● TEXT:
☆ ☆ ☆ ☆ ☆ ☆ ☆
Download

Get DirectScribe for macOS

A signed, notarized app that installs like any other Mac app. Do the vendor setup first — then start your seven-day trial so none of it is spent waiting on a signup email.

  1. Set up your vendor keys first

    Pick a transcription vendor and an intelligence vendor, create your API keys, and keep them handy. The step-by-step guides cover each one: Deepgram, ElevenLabs, OpenAI, Anthropic, LM Studio (fully local).

    Doing this first matters: your 7-day trial clock starts when you choose, so you don't want to burn days waiting for a vendor to approve an account.

  2. Download the notarized DMG

    Universal build for Apple silicon and Intel Macs running macOS 26.0 or later.

    Download DirectScribe 1.13.0 (.dmg) Placeholder link — owner to replace at release

    Version
    1.13.0 (build 20)
☆ ☆ ☆ ☆ ☆ ☆ ☆
● SUPPLIED DATA:
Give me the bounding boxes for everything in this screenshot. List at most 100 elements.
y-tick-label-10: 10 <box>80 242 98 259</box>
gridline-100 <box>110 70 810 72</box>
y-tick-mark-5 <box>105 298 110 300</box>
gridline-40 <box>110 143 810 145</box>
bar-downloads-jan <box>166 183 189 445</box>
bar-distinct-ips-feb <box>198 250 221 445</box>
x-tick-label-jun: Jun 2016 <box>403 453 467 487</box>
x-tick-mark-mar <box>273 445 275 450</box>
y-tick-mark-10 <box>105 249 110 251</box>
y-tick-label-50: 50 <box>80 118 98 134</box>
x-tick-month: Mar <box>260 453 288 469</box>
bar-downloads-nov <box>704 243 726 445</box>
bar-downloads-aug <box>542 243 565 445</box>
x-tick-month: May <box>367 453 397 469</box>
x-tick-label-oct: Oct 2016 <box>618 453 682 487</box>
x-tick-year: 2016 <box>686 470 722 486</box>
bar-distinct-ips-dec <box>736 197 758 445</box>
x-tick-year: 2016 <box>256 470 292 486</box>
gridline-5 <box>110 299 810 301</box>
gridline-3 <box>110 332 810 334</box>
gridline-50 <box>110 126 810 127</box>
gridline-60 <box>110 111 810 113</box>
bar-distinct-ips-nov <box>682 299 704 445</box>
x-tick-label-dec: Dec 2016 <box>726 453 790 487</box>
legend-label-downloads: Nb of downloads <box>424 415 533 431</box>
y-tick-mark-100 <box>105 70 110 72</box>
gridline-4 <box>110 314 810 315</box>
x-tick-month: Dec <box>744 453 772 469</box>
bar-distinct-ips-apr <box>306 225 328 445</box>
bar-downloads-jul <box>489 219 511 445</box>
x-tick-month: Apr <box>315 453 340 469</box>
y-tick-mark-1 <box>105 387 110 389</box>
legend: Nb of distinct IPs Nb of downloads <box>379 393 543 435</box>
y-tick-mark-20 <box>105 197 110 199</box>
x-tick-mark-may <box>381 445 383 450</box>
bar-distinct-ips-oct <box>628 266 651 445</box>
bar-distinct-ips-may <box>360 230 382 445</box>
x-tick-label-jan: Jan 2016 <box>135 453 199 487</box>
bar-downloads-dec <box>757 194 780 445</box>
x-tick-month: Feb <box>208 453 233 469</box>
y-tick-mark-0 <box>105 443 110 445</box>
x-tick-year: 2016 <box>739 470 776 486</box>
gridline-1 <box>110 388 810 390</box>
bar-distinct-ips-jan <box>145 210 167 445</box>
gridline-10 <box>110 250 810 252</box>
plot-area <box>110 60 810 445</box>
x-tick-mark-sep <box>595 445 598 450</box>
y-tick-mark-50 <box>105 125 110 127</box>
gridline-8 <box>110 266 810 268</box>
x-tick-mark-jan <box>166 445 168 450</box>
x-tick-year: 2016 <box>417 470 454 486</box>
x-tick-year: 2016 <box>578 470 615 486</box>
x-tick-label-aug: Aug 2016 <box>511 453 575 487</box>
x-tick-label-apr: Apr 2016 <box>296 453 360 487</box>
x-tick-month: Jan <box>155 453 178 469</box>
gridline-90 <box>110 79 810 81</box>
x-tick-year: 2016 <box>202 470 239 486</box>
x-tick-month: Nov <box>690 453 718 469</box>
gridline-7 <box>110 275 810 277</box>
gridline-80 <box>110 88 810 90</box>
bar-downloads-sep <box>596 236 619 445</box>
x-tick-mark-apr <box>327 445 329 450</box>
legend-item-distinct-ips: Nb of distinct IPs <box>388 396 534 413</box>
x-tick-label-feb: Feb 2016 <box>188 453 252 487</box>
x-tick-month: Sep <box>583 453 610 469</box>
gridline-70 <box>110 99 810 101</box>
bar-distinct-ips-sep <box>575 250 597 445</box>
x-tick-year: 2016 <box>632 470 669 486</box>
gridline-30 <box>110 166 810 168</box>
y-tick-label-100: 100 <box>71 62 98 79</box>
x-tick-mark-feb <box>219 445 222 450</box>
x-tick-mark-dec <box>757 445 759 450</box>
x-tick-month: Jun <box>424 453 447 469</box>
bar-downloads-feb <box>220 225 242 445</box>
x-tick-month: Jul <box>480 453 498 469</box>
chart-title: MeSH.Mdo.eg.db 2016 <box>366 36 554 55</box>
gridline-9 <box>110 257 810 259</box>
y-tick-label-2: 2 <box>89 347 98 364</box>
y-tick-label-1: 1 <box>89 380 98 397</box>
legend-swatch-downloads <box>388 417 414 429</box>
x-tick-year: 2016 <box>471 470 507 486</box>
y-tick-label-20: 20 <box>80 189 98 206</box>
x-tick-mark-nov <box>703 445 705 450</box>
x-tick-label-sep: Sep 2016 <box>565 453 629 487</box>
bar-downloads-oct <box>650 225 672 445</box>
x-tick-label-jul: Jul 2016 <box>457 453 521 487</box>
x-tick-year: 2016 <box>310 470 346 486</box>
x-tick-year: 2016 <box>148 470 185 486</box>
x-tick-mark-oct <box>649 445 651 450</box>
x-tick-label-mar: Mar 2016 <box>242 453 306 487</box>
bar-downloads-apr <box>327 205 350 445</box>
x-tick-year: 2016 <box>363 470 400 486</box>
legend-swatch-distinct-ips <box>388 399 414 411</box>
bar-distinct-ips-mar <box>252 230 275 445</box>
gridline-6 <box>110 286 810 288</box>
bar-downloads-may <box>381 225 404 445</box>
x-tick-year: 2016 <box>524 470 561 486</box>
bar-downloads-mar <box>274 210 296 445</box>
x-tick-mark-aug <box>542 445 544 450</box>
☆ ☆ ☆ ☆ ☆ ☆ ☆
● EXPLORE THE MATERIAL:
a – Reproduce the passage of the DirectScribe download page between "1. Set up your" and "26.0 or later.", inclusive.
b – Continue the DirectScribe download page from the point at which it ends.

● ANSWERS PROVIDED:
a –
1. Set up your vendor keys first

    Pick a transcription vendor and an intelligence vendor, create your API keys, and keep them handy. The step-by-step guides cover each one: Deepgram, ElevenLabs, OpenAI, Anthropic, LM Studio (fully local).

    Doing this first matters: your 7-day trial clock starts when you choose, so you don't want to burn days waiting for a vendor to approve an account.

  2. Download the notarized DMG

    Universal build for Apple silicon and Intel Macs running macOS 26.0 or later.

b –
    Requires
    macOS 26.0 or later
    Signing
    Developer ID, hardened runtime, Apple-notarized
  3. Open it and drag to Applications

    Because the DMG is notarized, macOS Gatekeeper opens it without the "unidentified developer" warning. Drag DirectScribe into your Applications folder and launch it.

  4. Paste your keys into Settings

    Open Settings → Providers and paste the API keys you created in step one. They are stored in the macOS Keychain — never in plain files, never sent to us.

  5. Start your 7-day trial

    When you're ready to dictate, start the trial. Viewing, search, and export always work; the trial simply unlocks recording and note generation. Buy a licence whenever it fits — no account required.

Verify your download

Every release publishes the DMG's SHA-256 checksum. After downloading, you can confirm the file is byte-for-byte the one we published. In Terminal:

shasum -a 256 ~/Downloads/DirectScribe-1.13.0.dmg

Compare the output against the published value:

SHA-256: 0000000000000000000000000000000000000000000000000000000000000000

Notarization is the primary integrity control — an un-notarized or altered DMG will not open cleanly on a customer's Mac. The published checksum is a secondary check for your own records and for a privacy assessment.